**Task details**: Read the records below and copy each line that contains "melaksanakan".

(Stored entries)
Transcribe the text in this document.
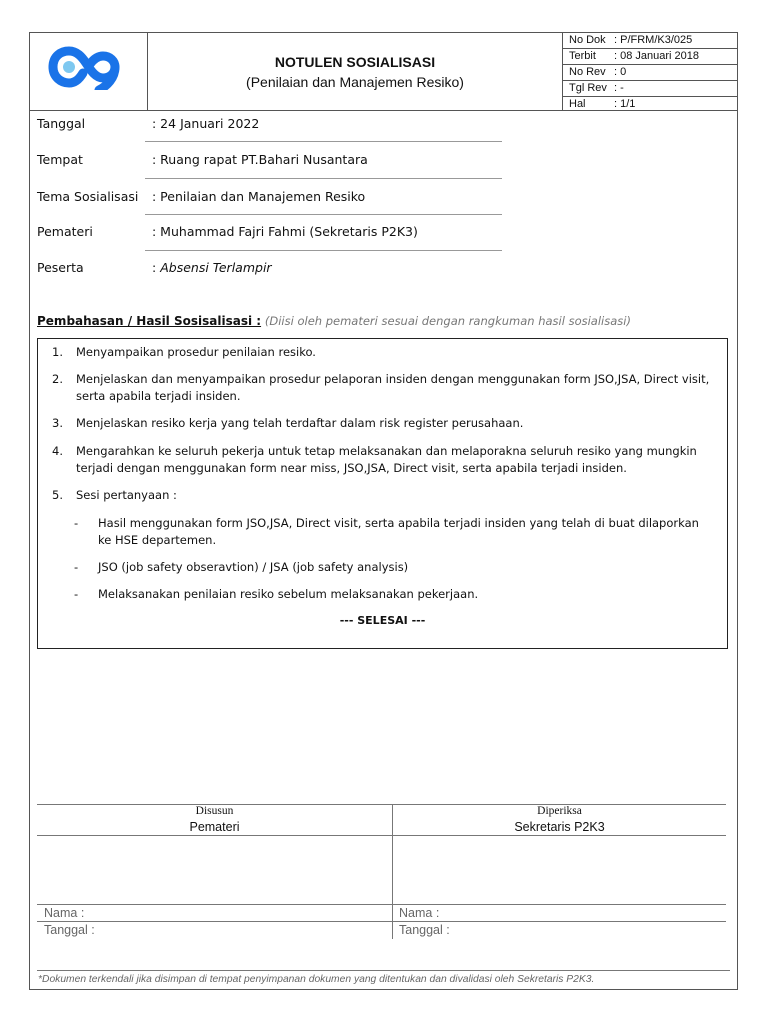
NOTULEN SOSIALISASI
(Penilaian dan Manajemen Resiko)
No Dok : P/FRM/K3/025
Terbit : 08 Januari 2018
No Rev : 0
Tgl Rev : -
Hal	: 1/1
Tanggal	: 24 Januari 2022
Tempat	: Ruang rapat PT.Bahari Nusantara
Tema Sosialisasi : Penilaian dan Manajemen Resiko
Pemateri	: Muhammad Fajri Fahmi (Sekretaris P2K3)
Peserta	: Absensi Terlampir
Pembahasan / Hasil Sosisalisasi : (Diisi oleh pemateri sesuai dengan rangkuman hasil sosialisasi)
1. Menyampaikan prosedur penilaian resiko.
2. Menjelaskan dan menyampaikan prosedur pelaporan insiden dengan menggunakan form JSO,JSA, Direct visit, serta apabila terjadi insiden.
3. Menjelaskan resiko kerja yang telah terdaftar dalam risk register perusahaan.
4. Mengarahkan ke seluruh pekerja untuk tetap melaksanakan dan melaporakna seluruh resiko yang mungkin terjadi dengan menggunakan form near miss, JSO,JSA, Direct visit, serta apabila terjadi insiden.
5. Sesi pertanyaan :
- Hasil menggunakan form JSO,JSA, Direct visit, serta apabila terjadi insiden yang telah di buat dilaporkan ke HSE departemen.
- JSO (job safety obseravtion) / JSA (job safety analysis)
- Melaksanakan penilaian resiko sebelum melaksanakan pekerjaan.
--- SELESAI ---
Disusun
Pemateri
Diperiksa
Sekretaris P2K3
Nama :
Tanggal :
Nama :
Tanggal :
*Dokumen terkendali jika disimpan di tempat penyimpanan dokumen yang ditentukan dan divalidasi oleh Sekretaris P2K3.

**Output**:
4. Mengarahkan ke seluruh pekerja untuk tetap melaksanakan dan melaporakna seluruh resiko yang mungkin terjadi dengan menggunakan form near miss, JSO,JSA, Direct visit, serta apabila terjadi insiden.
- Melaksanakan penilaian resiko sebelum melaksanakan pekerjaan.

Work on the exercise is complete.